- **Task objective**
Select all lines in the records that include "time".

### Data records ###

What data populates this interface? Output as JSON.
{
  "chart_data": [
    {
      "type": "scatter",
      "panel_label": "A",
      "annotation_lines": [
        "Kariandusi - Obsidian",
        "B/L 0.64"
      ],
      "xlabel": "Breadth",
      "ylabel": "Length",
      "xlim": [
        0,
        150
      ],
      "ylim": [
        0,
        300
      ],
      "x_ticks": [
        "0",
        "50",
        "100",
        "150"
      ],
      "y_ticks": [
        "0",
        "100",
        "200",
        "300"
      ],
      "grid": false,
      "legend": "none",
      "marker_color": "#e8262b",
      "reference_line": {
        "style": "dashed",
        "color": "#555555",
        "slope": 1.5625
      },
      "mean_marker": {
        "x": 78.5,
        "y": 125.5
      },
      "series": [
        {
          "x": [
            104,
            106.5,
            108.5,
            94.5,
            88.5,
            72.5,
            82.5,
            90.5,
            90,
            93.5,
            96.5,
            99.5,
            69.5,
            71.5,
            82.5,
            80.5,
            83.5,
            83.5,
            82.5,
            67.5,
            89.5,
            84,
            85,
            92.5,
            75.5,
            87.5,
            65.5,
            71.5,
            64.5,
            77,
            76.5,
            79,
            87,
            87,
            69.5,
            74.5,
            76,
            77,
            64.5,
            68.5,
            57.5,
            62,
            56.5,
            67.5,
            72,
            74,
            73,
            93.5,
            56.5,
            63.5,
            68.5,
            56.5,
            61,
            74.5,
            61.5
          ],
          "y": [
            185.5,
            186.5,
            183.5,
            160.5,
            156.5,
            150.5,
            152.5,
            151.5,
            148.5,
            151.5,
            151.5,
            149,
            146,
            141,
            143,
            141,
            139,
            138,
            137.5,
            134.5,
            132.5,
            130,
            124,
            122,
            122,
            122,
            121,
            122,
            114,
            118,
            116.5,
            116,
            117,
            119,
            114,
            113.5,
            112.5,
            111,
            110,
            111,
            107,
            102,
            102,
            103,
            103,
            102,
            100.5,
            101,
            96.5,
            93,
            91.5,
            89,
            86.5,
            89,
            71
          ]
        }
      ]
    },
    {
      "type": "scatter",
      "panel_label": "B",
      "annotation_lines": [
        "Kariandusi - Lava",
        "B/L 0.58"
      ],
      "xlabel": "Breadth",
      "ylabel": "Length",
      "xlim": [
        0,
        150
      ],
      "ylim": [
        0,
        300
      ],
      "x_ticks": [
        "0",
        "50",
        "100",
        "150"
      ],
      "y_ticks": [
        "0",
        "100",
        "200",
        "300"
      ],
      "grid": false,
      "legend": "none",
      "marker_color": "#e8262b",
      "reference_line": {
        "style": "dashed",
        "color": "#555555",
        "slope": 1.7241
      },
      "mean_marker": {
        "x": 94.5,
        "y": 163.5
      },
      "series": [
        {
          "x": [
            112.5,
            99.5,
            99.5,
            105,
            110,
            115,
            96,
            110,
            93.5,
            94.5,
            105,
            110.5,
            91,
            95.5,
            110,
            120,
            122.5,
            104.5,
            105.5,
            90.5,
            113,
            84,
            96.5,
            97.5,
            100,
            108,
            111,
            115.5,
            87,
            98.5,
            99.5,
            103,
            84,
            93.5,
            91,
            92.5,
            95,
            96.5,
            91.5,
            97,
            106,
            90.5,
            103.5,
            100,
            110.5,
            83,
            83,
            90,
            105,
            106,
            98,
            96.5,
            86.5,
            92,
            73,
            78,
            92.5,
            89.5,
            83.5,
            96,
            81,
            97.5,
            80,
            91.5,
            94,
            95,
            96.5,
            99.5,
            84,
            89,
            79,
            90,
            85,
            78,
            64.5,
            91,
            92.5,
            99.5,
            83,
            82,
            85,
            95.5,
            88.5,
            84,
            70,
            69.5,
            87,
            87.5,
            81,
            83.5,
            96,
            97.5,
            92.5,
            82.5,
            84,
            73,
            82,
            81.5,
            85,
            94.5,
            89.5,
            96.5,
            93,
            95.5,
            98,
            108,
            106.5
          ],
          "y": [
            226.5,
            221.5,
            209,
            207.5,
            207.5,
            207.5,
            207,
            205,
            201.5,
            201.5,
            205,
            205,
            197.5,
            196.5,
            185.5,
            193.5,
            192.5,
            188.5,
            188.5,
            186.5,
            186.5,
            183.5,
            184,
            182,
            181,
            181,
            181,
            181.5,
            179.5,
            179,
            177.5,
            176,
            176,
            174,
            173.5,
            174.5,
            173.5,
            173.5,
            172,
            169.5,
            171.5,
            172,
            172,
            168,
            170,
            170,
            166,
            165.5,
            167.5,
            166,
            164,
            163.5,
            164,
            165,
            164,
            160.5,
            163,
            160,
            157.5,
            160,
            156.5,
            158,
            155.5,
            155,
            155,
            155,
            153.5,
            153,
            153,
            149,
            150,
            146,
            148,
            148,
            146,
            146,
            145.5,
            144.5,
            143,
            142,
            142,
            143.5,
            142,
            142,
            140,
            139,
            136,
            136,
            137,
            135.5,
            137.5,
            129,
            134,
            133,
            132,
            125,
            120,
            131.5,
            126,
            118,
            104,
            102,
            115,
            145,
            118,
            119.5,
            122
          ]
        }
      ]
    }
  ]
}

###
### Data records ###

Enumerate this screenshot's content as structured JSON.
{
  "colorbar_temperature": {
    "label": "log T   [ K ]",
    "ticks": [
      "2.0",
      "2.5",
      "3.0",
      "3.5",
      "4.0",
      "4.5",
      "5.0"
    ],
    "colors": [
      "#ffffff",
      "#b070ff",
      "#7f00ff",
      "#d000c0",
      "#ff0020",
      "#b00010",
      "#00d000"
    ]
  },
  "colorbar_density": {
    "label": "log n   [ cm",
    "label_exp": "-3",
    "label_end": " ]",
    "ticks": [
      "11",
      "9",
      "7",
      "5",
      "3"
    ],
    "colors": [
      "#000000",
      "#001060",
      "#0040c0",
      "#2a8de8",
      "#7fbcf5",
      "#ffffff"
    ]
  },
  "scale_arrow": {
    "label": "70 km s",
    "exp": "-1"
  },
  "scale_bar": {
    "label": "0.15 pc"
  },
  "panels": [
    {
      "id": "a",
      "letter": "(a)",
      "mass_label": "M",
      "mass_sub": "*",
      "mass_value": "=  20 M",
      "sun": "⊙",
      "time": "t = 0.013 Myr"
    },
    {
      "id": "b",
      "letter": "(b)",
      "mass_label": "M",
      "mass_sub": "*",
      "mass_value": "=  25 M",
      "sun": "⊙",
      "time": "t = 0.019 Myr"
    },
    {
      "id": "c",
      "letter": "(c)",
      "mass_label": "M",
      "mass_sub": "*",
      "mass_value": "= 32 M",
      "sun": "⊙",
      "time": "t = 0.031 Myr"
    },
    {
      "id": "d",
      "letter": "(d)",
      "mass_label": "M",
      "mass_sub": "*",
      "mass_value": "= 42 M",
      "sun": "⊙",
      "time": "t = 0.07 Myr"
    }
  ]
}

###

- **Complete output**
      "time": "t = 0.013 Myr"
      "time": "t = 0.019 Myr"
      "time": "t = 0.031 Myr"
      "time": "t = 0.07 Myr"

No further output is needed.